BRIEF | Copy out every line in which the string "招生章程网址" occurs.

— Start of DATASET RECORDS —

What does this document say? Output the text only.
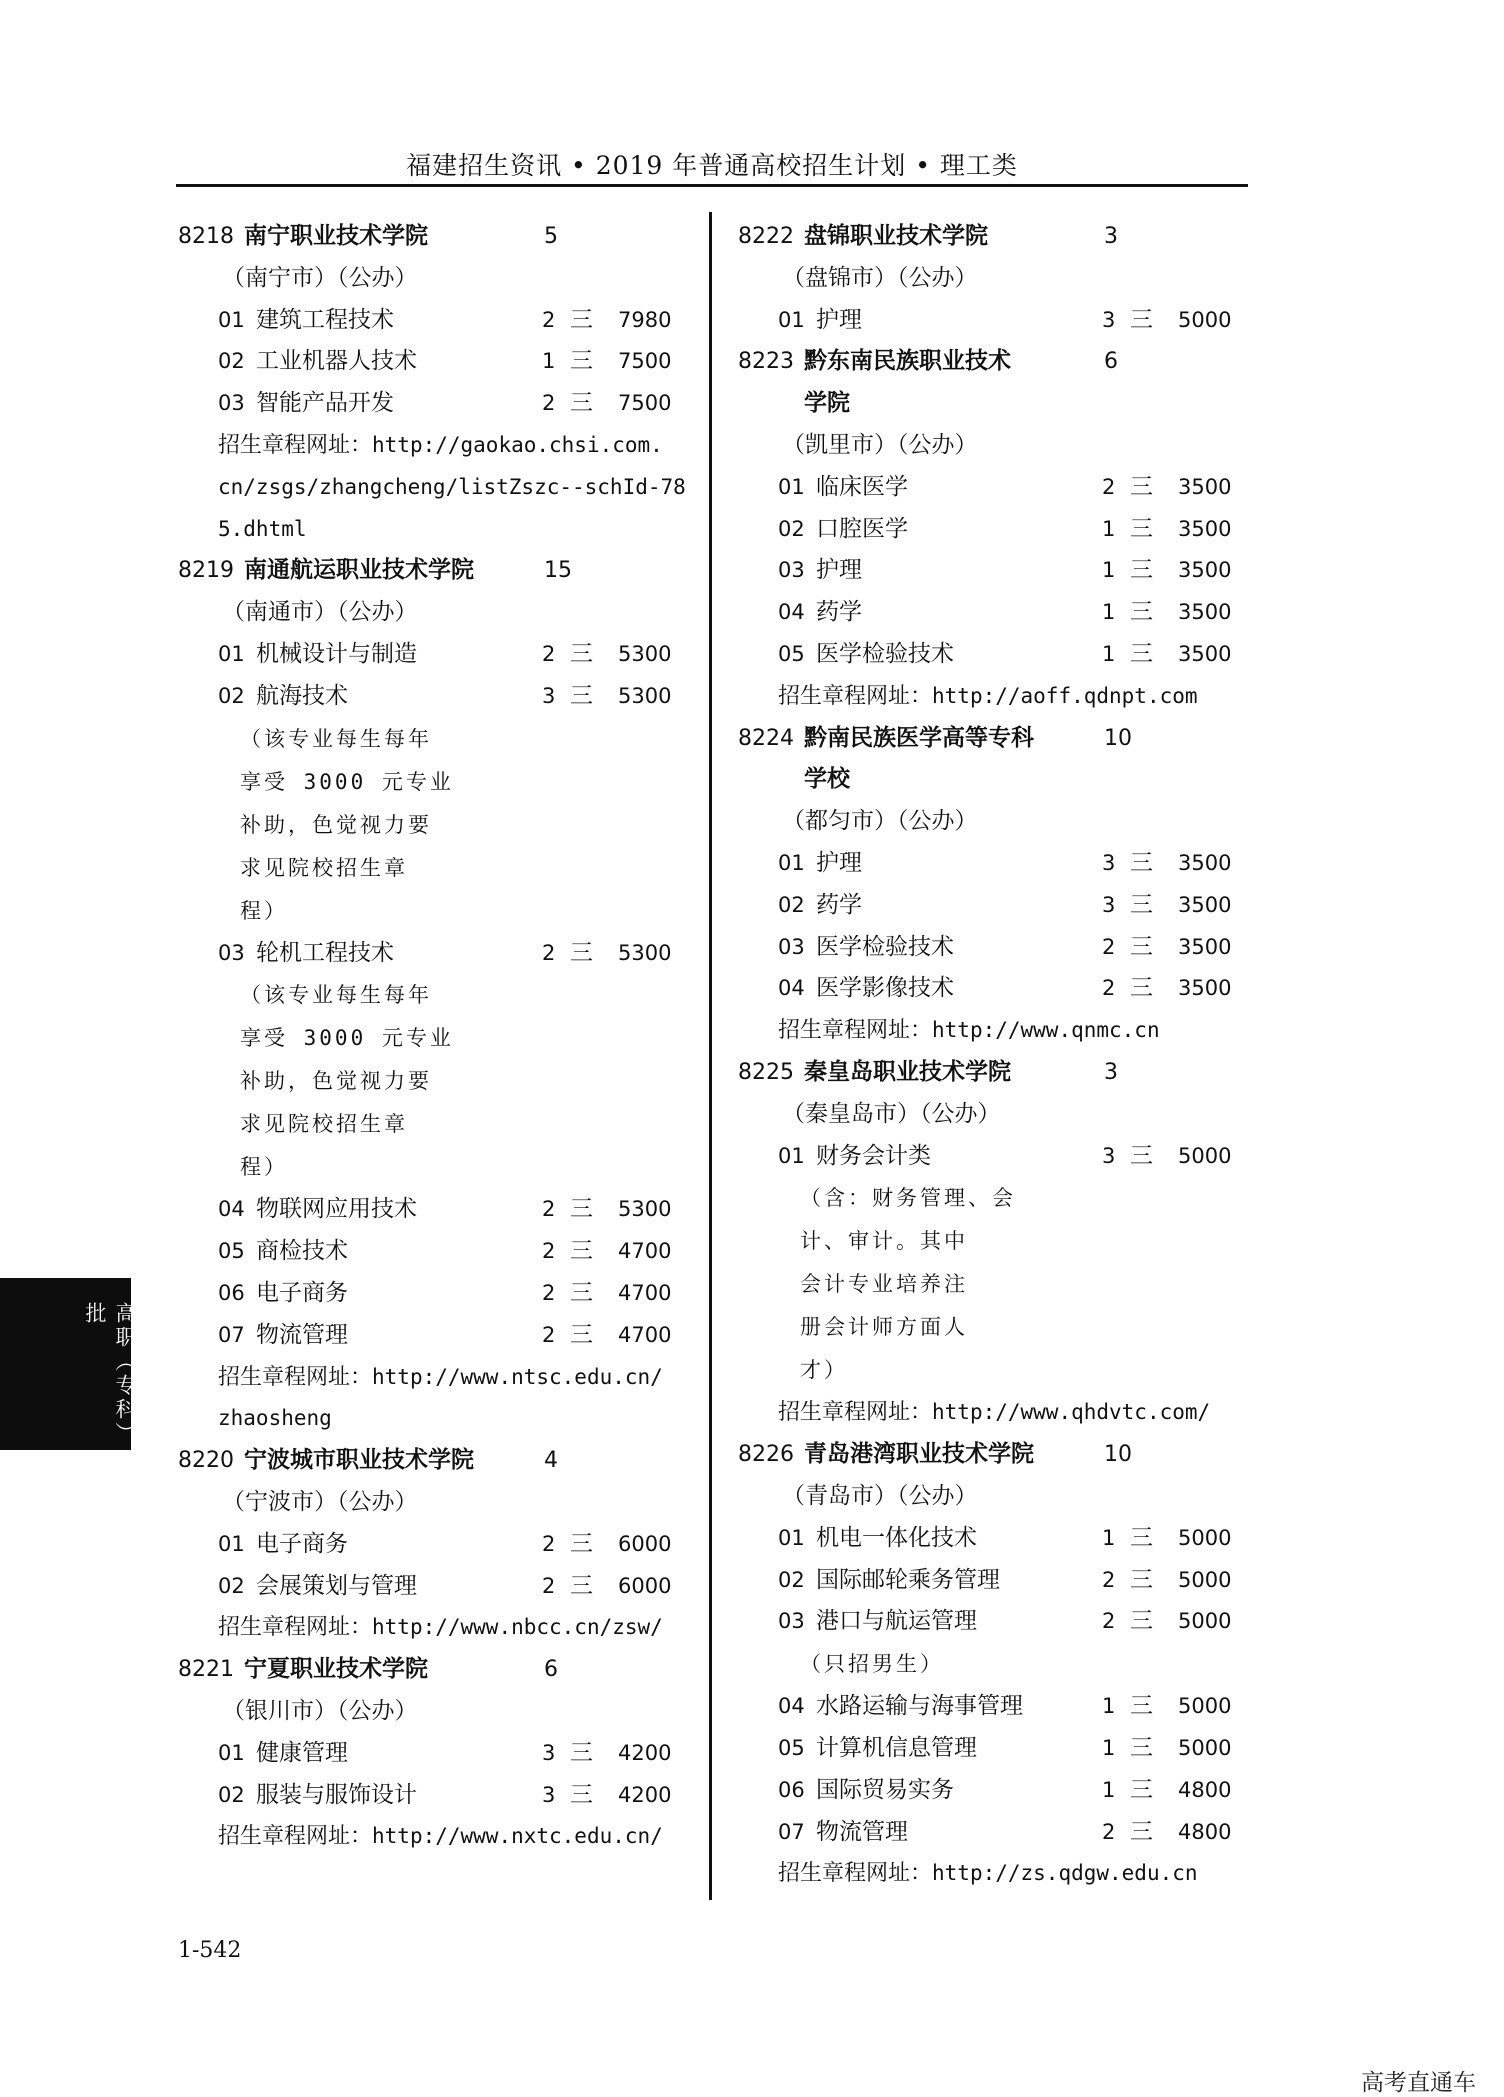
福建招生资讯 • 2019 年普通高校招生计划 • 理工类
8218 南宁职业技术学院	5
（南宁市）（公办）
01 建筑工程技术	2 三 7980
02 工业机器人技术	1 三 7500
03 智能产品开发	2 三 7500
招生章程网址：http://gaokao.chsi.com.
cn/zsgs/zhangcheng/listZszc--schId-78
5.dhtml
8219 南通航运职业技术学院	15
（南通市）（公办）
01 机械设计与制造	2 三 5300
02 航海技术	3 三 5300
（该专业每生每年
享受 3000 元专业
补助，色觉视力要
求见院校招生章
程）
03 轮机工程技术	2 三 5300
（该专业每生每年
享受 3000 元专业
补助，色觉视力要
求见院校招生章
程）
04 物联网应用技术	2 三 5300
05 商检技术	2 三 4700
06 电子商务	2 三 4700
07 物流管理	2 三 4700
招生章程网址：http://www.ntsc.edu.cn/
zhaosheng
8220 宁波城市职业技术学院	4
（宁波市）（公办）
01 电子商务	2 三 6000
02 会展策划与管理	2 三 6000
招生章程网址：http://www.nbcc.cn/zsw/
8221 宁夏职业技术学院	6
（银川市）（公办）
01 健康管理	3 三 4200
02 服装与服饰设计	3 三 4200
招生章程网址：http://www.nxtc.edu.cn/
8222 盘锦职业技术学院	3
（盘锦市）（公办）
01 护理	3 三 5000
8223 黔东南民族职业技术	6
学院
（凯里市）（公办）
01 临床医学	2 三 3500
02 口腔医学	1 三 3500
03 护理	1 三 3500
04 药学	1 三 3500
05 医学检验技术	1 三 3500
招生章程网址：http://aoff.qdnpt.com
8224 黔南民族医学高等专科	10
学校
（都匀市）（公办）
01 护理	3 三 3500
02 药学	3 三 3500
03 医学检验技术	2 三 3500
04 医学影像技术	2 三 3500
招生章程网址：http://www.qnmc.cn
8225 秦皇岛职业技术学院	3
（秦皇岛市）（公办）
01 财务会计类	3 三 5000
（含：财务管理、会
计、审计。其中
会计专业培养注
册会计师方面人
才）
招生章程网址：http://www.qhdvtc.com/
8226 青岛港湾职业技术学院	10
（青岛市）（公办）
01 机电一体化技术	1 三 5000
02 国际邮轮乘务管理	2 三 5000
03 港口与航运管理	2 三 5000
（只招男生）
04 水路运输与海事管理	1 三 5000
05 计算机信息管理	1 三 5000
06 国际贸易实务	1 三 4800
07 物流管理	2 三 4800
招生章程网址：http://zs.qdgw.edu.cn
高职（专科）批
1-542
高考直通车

— End of DATASET RECORDS —
— Start of DATASET RECORDS —

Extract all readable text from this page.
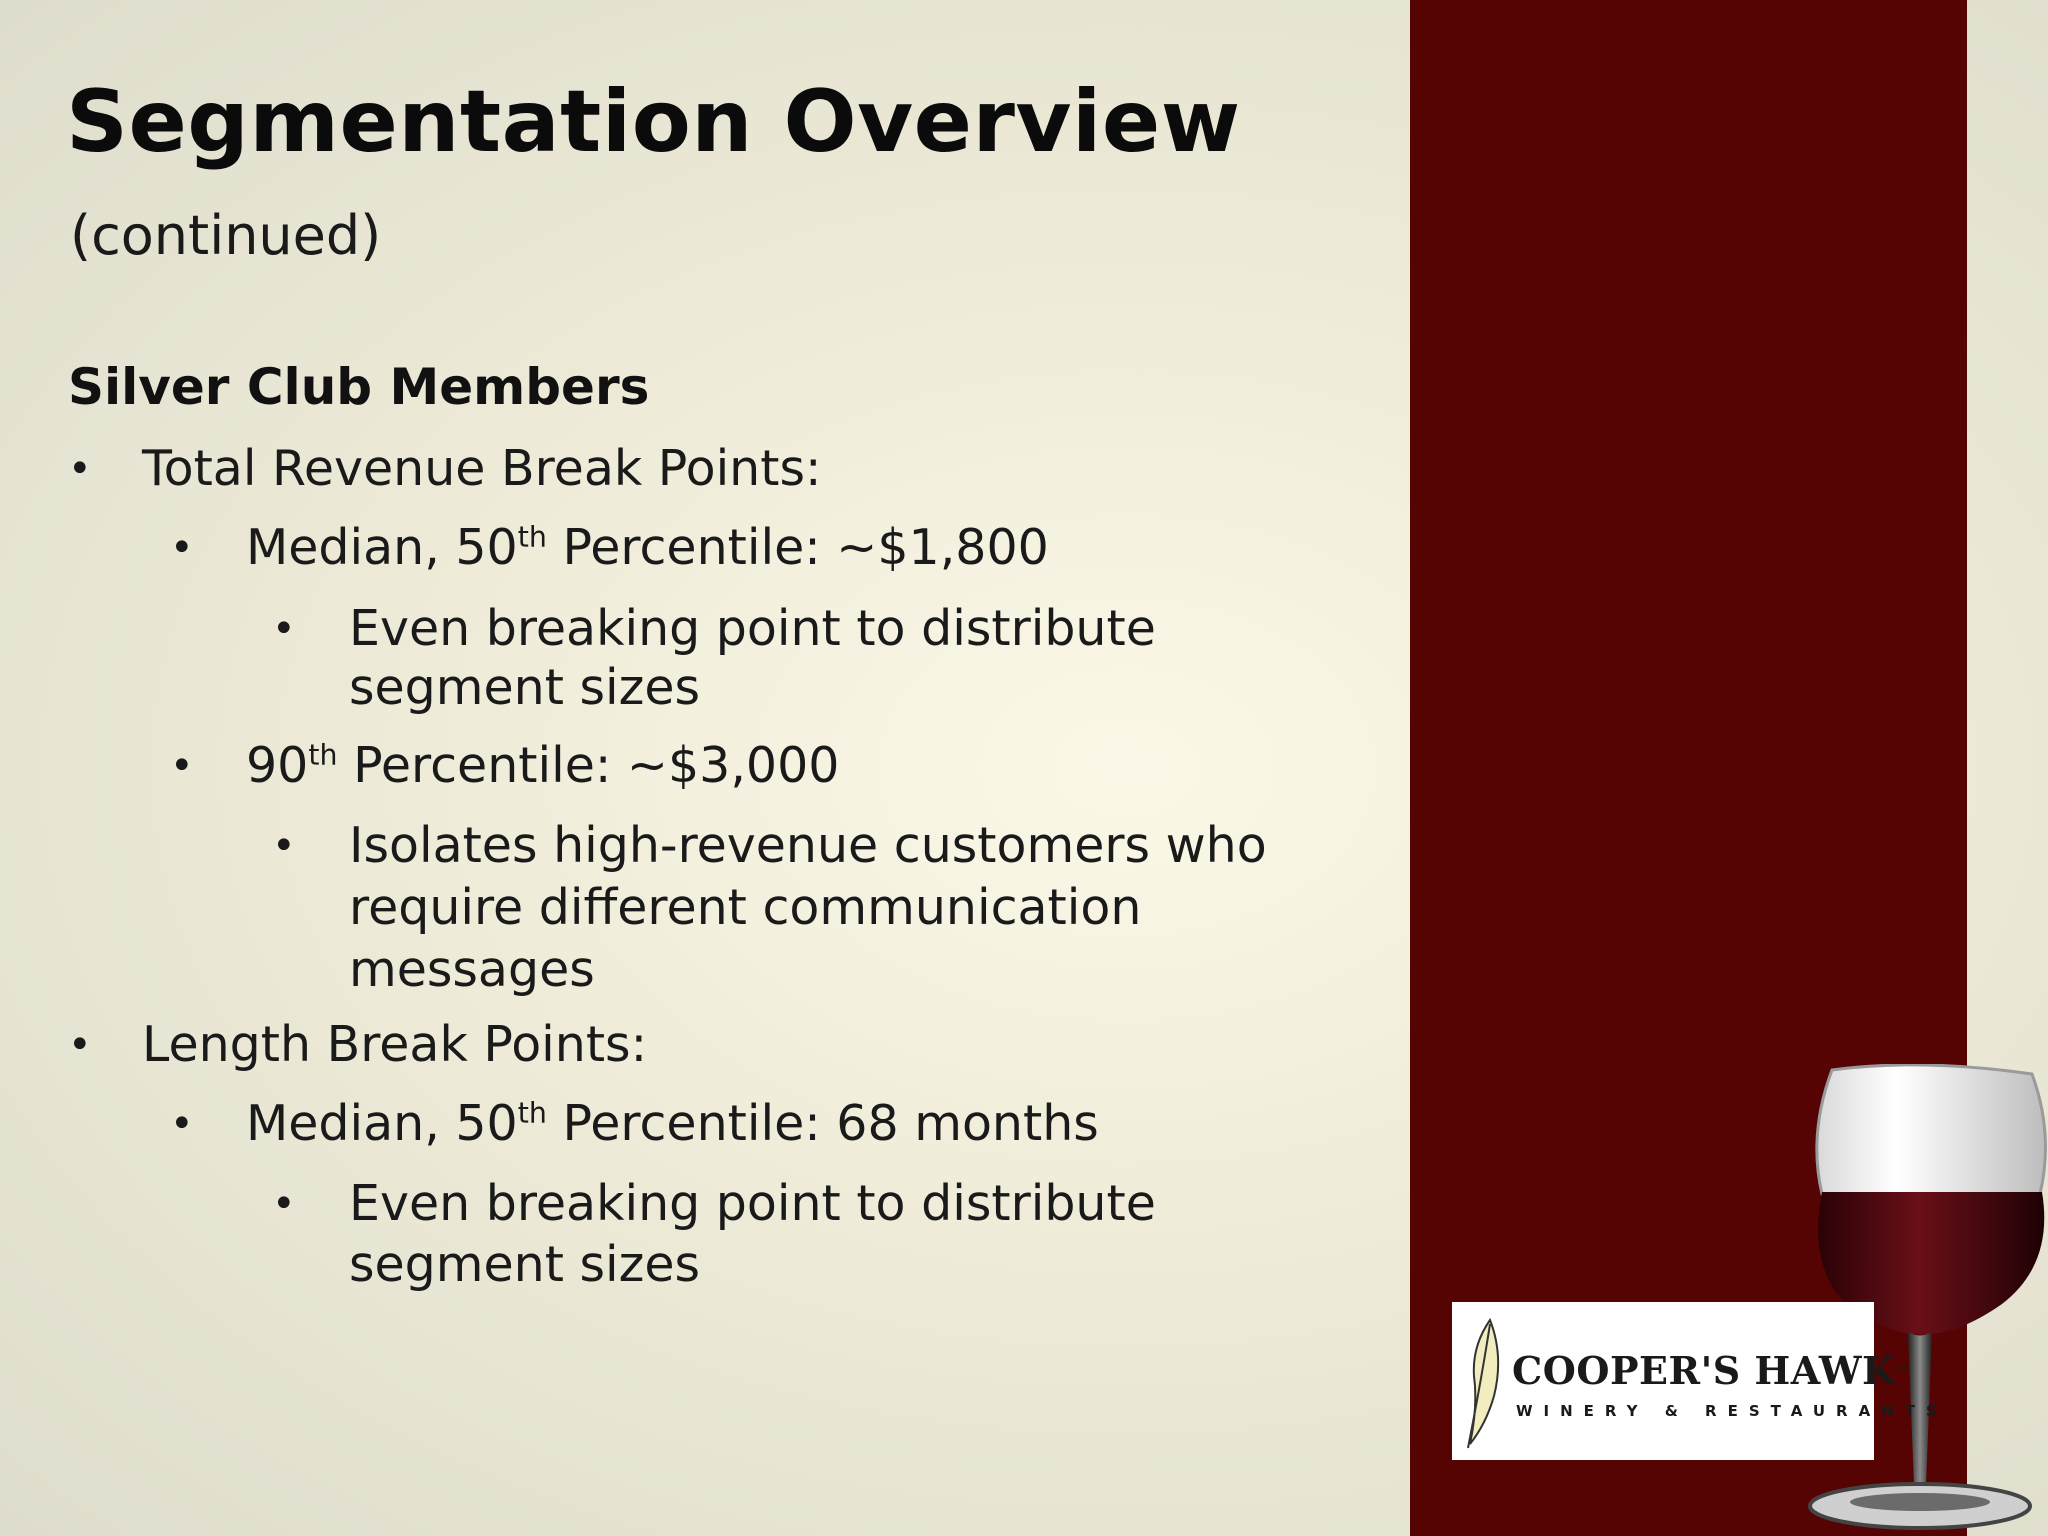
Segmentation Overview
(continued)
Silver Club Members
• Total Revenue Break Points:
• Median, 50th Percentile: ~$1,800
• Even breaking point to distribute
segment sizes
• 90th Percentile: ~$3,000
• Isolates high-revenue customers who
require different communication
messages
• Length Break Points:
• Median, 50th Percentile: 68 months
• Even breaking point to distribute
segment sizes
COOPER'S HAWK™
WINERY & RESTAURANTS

— End of DATASET RECORDS —

THE RESPONSE |
招生章程网址：http://gaokao.chsi.com.
招生章程网址：http://www.ntsc.edu.cn/
招生章程网址：http://www.nbcc.cn/zsw/
招生章程网址：http://www.nxtc.edu.cn/
招生章程网址：http://aoff.qdnpt.com
招生章程网址：http://www.qnmc.cn
招生章程网址：http://www.qhdvtc.com/
招生章程网址：http://zs.qdgw.edu.cn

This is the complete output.